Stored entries
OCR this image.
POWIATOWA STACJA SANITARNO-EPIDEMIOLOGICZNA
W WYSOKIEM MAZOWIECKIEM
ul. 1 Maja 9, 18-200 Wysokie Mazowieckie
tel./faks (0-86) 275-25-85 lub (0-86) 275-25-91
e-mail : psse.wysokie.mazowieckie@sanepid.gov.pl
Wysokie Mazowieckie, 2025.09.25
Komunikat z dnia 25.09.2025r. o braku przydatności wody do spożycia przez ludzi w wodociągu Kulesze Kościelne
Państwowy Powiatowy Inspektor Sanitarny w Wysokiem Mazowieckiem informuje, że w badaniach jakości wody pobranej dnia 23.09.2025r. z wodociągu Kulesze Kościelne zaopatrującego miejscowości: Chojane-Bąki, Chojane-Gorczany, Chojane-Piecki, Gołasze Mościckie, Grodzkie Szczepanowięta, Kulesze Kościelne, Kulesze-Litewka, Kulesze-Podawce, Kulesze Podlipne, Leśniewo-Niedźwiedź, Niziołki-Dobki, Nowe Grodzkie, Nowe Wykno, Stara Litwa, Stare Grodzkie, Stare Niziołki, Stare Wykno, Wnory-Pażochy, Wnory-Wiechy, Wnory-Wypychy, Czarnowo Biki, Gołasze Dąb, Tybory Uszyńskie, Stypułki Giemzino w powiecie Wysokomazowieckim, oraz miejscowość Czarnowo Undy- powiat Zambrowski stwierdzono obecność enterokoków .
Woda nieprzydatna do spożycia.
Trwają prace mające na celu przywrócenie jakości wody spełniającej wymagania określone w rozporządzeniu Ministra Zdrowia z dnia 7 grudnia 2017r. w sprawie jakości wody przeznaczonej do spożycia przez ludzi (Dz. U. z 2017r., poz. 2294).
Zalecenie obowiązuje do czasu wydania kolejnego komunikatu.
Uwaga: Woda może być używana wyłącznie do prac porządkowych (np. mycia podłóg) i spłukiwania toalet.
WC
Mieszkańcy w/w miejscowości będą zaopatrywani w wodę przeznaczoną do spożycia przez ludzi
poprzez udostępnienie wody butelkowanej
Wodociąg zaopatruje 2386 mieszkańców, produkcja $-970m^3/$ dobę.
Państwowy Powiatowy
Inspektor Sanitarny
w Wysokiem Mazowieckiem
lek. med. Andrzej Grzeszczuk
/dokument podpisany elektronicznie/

To do> Produce an exact copy of the whole listing.

Reply>
OCR this image.
POWIATOWA STACJA SANITARNO-EPIDEMIOLOGICZNA
W WYSOKIEM MAZOWIECKIEM
ul. 1 Maja 9, 18-200 Wysokie Mazowieckie
tel./faks (0-86) 275-25-85 lub (0-86) 275-25-91
e-mail : psse.wysokie.mazowieckie@sanepid.gov.pl
Wysokie Mazowieckie, 2025.09.25
Komunikat z dnia 25.09.2025r. o braku przydatności wody do spożycia przez ludzi w wodociągu Kulesze Kościelne
Państwowy Powiatowy Inspektor Sanitarny w Wysokiem Mazowieckiem informuje, że w badaniach jakości wody pobranej dnia 23.09.2025r. z wodociągu Kulesze Kościelne zaopatrującego miejscowości: Chojane-Bąki, Chojane-Gorczany, Chojane-Piecki, Gołasze Mościckie, Grodzkie Szczepanowięta, Kulesze Kościelne, Kulesze-Litewka, Kulesze-Podawce, Kulesze Podlipne, Leśniewo-Niedźwiedź, Niziołki-Dobki, Nowe Grodzkie, Nowe Wykno, Stara Litwa, Stare Grodzkie, Stare Niziołki, Stare Wykno, Wnory-Pażochy, Wnory-Wiechy, Wnory-Wypychy, Czarnowo Biki, Gołasze Dąb, Tybory Uszyńskie, Stypułki Giemzino w powiecie Wysokomazowieckim, oraz miejscowość Czarnowo Undy- powiat Zambrowski stwierdzono obecność enterokoków .
Woda nieprzydatna do spożycia.
Trwają prace mające na celu przywrócenie jakości wody spełniającej wymagania określone w rozporządzeniu Ministra Zdrowia z dnia 7 grudnia 2017r. w sprawie jakości wody przeznaczonej do spożycia przez ludzi (Dz. U. z 2017r., poz. 2294).
Zalecenie obowiązuje do czasu wydania kolejnego komunikatu.
Uwaga: Woda może być używana wyłącznie do prac porządkowych (np. mycia podłóg) i spłukiwania toalet.
WC
Mieszkańcy w/w miejscowości będą zaopatrywani w wodę przeznaczoną do spożycia przez ludzi
poprzez udostępnienie wody butelkowanej
Wodociąg zaopatruje 2386 mieszkańców, produkcja $-970m^3/$ dobę.
Państwowy Powiatowy
Inspektor Sanitarny
w Wysokiem Mazowieckiem
lek. med. Andrzej Grzeszczuk
/dokument podpisany elektronicznie/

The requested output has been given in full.